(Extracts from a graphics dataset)
********************

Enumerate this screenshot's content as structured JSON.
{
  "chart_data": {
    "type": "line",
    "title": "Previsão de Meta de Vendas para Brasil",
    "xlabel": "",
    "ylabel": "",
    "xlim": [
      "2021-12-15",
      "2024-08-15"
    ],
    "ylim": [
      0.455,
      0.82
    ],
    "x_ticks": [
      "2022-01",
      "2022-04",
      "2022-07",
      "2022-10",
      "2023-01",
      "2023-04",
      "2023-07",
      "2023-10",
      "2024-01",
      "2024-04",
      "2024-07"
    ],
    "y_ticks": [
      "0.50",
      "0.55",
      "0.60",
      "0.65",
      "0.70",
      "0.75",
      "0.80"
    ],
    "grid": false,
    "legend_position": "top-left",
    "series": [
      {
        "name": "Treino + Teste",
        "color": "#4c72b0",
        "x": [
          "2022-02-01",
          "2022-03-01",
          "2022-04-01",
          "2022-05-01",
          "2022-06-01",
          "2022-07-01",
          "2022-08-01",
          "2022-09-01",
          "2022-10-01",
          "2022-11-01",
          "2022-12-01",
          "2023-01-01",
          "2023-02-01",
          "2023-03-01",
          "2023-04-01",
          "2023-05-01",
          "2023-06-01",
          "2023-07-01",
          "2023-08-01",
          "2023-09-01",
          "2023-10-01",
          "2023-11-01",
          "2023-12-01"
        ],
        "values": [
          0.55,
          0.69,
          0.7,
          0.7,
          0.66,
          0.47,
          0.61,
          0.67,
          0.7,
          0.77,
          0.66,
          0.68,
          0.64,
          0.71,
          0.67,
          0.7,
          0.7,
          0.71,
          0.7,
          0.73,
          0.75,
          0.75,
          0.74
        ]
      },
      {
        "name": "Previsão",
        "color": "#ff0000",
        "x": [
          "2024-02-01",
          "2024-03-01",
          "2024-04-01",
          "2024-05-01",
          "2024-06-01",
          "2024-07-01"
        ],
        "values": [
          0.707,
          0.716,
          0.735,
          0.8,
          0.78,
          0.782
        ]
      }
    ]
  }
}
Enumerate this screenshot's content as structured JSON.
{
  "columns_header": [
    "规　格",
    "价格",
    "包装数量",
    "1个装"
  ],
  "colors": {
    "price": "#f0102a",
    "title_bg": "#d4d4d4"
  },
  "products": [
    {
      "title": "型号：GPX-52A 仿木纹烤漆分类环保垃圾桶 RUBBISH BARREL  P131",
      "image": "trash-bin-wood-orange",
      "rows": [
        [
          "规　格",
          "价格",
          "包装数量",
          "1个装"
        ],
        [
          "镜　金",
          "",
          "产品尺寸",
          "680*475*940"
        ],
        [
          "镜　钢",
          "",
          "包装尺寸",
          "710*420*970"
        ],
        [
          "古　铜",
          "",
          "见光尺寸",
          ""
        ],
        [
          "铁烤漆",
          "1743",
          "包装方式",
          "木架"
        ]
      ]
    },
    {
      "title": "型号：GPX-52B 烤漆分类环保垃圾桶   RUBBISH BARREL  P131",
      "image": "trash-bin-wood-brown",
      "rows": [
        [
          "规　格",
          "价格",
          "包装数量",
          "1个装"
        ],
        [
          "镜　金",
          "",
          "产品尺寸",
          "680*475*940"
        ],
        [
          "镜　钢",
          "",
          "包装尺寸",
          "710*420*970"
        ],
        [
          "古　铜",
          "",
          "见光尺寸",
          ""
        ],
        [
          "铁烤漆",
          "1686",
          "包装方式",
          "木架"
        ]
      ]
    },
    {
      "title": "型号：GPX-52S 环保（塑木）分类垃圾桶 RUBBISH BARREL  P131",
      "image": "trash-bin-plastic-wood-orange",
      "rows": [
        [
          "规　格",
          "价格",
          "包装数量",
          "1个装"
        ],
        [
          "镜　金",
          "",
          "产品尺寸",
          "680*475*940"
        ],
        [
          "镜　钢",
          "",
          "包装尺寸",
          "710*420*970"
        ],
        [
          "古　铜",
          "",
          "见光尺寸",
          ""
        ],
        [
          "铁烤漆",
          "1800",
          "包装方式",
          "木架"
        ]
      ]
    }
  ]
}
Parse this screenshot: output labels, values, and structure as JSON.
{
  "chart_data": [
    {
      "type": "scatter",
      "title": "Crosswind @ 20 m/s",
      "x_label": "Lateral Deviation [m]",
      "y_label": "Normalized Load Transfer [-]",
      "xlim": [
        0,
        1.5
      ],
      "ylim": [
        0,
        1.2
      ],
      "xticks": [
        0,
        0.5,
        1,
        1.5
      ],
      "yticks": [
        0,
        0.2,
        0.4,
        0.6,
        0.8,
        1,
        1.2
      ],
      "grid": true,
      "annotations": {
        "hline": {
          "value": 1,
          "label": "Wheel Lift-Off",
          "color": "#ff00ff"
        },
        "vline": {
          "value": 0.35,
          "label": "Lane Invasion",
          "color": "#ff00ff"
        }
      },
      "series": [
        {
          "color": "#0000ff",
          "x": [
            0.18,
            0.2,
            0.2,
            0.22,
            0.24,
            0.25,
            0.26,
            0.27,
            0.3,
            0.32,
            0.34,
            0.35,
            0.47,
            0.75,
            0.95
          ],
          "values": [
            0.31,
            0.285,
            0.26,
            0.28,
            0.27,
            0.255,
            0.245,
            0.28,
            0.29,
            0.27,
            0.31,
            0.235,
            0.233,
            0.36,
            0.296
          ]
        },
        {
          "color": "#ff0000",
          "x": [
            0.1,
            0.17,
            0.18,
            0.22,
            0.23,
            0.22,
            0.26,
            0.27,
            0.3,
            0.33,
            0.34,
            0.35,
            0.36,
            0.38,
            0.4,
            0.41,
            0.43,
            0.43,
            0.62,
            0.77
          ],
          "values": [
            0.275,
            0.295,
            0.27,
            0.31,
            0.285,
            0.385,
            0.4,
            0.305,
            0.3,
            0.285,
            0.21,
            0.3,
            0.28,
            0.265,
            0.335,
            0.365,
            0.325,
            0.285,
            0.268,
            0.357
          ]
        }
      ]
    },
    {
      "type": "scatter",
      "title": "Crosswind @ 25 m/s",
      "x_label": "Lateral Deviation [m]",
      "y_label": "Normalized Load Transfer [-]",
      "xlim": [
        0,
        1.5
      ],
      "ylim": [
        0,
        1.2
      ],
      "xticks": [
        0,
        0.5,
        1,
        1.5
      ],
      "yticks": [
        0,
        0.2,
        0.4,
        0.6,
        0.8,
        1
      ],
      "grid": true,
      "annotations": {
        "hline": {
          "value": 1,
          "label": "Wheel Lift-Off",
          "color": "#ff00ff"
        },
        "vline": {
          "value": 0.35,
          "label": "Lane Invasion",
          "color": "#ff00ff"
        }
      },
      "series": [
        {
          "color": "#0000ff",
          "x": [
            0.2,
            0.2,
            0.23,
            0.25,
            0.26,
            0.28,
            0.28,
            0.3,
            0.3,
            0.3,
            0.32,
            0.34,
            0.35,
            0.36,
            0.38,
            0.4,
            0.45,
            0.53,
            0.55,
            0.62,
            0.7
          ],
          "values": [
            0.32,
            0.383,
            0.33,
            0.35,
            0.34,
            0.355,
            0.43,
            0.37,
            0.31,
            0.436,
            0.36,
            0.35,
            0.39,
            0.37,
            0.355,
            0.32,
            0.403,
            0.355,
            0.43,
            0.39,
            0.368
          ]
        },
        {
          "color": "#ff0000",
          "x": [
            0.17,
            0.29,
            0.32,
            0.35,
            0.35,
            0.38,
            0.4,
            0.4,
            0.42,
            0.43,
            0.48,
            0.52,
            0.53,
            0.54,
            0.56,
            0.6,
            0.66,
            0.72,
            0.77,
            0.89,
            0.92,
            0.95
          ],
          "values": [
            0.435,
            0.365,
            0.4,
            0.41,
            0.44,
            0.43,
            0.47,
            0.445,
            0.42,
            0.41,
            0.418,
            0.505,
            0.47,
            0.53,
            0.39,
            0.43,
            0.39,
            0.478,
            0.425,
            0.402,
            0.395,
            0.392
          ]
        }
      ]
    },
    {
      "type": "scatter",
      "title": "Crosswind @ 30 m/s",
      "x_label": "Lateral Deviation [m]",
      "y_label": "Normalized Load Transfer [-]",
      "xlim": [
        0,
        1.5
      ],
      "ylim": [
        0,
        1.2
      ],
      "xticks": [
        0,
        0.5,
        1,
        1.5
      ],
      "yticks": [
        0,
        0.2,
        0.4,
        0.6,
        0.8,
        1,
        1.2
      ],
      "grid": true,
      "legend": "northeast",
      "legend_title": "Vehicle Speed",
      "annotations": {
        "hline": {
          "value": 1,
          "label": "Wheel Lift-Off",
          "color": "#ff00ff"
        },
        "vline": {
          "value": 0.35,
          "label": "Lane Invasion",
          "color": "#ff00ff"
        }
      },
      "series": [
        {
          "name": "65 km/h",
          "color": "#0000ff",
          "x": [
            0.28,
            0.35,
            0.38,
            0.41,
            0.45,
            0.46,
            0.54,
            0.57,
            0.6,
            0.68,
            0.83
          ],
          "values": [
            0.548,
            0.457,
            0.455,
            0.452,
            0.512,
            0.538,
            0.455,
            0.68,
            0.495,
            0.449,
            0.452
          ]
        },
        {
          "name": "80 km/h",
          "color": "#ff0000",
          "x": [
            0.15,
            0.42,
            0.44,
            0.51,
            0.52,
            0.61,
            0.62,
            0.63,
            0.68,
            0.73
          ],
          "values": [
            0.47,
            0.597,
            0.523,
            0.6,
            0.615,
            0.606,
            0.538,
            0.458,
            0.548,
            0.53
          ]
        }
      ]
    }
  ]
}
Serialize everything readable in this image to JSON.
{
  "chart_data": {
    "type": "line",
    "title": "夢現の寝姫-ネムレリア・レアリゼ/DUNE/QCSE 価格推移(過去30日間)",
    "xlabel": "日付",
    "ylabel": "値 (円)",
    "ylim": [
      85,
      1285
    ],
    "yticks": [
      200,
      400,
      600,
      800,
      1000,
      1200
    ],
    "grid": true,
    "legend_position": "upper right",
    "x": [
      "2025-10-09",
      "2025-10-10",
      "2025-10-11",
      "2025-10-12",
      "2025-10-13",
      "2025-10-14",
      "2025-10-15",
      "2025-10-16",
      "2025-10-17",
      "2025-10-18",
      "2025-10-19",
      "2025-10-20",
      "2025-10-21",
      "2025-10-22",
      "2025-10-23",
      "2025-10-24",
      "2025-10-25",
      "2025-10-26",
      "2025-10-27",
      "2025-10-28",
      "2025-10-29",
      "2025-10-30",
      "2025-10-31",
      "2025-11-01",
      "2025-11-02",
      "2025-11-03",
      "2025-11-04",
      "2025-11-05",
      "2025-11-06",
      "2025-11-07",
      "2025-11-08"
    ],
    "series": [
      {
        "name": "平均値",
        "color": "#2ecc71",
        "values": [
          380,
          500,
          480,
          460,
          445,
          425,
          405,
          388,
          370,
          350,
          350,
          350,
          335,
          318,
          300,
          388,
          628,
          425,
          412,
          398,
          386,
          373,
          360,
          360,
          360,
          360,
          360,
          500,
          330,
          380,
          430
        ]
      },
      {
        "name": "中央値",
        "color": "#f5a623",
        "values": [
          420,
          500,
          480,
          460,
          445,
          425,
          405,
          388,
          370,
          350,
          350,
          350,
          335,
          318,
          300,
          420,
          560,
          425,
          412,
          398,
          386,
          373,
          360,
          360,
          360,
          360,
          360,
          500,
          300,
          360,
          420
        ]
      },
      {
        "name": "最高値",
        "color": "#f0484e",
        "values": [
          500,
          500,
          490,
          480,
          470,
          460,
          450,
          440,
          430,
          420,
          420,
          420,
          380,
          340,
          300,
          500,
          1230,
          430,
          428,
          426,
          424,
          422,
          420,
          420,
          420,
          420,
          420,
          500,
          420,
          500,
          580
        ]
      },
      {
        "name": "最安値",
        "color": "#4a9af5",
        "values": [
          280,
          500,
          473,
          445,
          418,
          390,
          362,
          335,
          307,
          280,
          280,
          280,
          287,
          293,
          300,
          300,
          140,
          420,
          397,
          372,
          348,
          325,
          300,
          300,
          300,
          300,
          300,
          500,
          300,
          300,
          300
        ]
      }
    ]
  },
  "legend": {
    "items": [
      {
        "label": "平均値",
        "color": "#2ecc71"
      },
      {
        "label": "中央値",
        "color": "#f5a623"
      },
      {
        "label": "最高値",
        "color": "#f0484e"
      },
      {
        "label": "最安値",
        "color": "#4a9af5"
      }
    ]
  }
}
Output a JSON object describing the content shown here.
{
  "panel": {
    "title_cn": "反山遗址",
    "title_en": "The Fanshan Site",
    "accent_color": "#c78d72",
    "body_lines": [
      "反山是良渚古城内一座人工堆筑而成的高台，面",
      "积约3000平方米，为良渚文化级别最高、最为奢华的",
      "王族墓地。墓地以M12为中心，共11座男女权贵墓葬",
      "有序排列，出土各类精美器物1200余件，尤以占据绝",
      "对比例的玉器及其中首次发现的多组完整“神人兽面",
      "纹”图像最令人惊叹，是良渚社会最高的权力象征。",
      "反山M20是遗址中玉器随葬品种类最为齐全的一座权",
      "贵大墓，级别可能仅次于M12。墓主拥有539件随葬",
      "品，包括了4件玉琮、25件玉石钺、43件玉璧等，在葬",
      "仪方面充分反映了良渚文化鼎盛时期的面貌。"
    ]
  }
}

********************

• Exercise instructions: Find each line holding the word "Previsão" and copy it.

• Written response:
    "title": "Previsão de Meta de Vendas para Brasil",
        "name": "Previsão",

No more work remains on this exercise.